#### INPUT MATERIAL:

==*==

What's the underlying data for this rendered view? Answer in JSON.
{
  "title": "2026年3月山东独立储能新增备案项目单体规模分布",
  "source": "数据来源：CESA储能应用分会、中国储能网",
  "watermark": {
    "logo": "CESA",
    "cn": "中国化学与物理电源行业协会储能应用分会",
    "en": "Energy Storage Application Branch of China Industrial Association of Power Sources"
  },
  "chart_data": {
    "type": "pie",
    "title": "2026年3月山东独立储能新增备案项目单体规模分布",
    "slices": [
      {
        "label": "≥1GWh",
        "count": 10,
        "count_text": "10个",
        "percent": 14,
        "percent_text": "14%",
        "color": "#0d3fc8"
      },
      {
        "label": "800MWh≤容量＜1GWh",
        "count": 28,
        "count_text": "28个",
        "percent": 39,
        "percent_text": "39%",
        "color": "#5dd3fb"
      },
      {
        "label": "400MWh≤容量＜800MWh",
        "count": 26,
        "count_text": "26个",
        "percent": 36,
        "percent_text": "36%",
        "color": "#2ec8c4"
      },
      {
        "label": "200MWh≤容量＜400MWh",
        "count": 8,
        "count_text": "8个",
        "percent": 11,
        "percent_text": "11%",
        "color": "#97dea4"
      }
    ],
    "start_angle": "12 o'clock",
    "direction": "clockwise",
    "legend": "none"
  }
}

==*==

#### EXERCISE OBJECTIVE:
Restate all of the entries exactly, please.

#### PROBLEM SOLUTION:
What's the underlying data for this rendered view? Answer in JSON.
{
  "title": "2026年3月山东独立储能新增备案项目单体规模分布",
  "source": "数据来源：CESA储能应用分会、中国储能网",
  "watermark": {
    "logo": "CESA",
    "cn": "中国化学与物理电源行业协会储能应用分会",
    "en": "Energy Storage Application Branch of China Industrial Association of Power Sources"
  },
  "chart_data": {
    "type": "pie",
    "title": "2026年3月山东独立储能新增备案项目单体规模分布",
    "slices": [
      {
        "label": "≥1GWh",
        "count": 10,
        "count_text": "10个",
        "percent": 14,
        "percent_text": "14%",
        "color": "#0d3fc8"
      },
      {
        "label": "800MWh≤容量＜1GWh",
        "count": 28,
        "count_text": "28个",
        "percent": 39,
        "percent_text": "39%",
        "color": "#5dd3fb"
      },
      {
        "label": "400MWh≤容量＜800MWh",
        "count": 26,
        "count_text": "26个",
        "percent": 36,
        "percent_text": "36%",
        "color": "#2ec8c4"
      },
      {
        "label": "200MWh≤容量＜400MWh",
        "count": 8,
        "count_text": "8个",
        "percent": 11,
        "percent_text": "11%",
        "color": "#97dea4"
      }
    ],
    "start_angle": "12 o'clock",
    "direction": "clockwise",
    "legend": "none"
  }
}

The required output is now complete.